++++ Data provided ++++

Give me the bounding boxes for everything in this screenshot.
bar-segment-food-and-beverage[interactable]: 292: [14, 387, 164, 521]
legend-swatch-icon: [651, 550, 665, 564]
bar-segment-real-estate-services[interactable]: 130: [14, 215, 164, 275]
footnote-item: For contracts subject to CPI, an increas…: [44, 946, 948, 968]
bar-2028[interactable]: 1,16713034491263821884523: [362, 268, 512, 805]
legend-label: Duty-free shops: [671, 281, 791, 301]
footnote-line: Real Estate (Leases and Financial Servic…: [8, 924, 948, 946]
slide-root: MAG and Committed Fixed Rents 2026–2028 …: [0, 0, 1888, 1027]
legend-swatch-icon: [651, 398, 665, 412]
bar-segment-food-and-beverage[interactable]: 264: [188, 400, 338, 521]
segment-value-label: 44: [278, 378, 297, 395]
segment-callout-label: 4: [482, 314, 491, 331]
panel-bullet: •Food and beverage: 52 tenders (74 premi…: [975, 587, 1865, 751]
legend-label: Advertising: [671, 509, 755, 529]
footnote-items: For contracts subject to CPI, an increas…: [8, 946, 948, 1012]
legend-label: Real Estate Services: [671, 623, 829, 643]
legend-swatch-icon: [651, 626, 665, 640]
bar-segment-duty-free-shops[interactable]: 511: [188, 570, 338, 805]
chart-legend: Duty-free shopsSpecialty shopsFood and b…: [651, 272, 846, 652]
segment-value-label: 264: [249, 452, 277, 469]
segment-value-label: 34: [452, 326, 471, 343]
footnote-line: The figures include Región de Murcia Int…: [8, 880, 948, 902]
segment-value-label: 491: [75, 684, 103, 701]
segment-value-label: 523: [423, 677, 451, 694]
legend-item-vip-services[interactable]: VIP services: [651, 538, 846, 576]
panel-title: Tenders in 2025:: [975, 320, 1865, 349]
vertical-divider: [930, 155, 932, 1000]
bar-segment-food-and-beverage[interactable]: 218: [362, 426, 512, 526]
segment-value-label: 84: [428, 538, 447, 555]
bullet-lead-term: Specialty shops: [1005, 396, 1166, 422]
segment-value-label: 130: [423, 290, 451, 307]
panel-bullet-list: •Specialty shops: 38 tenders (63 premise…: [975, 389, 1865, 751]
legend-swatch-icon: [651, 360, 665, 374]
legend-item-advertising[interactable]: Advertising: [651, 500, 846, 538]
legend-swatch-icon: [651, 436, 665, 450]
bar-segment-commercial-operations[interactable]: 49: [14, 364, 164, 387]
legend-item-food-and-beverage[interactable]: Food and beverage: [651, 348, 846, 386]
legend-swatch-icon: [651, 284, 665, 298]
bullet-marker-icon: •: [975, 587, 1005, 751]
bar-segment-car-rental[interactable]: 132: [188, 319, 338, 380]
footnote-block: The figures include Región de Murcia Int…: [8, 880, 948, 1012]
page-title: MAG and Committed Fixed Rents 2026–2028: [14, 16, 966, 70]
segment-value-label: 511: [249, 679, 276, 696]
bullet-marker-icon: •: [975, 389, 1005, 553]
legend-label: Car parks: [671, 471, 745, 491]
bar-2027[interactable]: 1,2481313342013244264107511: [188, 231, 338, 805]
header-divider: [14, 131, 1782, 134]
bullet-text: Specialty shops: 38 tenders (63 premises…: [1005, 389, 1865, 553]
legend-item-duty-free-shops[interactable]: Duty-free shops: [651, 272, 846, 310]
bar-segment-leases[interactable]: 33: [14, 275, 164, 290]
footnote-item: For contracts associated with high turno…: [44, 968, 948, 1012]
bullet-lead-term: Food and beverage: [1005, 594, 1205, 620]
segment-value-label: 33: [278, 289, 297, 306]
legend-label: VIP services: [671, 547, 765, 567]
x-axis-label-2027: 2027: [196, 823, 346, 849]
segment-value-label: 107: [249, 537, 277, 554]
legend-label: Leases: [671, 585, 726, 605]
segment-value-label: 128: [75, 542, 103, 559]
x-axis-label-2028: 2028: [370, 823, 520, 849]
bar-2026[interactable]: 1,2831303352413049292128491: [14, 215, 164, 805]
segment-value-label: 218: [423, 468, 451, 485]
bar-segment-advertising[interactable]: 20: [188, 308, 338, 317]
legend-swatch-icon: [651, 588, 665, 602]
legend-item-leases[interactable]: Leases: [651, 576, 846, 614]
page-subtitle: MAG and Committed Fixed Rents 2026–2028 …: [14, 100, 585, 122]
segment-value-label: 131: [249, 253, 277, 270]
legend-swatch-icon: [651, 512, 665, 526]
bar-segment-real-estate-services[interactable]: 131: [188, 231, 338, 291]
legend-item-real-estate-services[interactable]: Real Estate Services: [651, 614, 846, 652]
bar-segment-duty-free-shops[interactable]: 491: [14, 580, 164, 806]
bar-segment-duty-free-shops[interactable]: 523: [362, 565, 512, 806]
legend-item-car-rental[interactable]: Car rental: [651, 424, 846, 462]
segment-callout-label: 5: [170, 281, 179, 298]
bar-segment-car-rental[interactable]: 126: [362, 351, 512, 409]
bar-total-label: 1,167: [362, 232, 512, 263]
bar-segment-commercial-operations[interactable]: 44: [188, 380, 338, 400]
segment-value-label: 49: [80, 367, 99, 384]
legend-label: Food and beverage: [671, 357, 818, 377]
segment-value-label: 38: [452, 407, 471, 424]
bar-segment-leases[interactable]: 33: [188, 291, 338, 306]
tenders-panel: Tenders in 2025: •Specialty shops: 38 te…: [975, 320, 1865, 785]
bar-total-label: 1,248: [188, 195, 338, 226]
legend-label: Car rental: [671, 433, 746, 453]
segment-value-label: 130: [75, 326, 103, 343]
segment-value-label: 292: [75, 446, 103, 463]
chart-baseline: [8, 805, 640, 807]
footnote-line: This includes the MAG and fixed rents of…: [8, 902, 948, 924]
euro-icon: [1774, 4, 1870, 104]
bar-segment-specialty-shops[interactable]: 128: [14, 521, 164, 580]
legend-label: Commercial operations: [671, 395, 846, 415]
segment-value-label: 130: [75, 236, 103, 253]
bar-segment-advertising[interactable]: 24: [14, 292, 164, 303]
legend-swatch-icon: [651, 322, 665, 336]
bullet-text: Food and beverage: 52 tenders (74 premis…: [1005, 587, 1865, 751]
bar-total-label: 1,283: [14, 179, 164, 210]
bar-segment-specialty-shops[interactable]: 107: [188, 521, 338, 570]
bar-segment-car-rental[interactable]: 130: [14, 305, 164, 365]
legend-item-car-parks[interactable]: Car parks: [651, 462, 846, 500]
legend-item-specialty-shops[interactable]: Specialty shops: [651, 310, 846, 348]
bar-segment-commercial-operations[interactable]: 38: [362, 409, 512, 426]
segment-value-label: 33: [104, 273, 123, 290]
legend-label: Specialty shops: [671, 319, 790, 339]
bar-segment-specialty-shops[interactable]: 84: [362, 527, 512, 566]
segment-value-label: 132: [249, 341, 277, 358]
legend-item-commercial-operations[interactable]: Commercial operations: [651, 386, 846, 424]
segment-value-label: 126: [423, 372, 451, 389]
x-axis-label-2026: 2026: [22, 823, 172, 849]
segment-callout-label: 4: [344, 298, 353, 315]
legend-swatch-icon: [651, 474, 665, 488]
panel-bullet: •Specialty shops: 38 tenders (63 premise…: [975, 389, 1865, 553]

++++

Can you show every line above that contains the string "swatch"?

→ Output:
legend-swatch-icon: [651, 550, 665, 564]
legend-swatch-icon: [651, 398, 665, 412]
legend-swatch-icon: [651, 626, 665, 640]
legend-swatch-icon: [651, 360, 665, 374]
legend-swatch-icon: [651, 436, 665, 450]
legend-swatch-icon: [651, 284, 665, 298]
legend-swatch-icon: [651, 588, 665, 602]
legend-swatch-icon: [651, 512, 665, 526]
legend-swatch-icon: [651, 322, 665, 336]
legend-swatch-icon: [651, 474, 665, 488]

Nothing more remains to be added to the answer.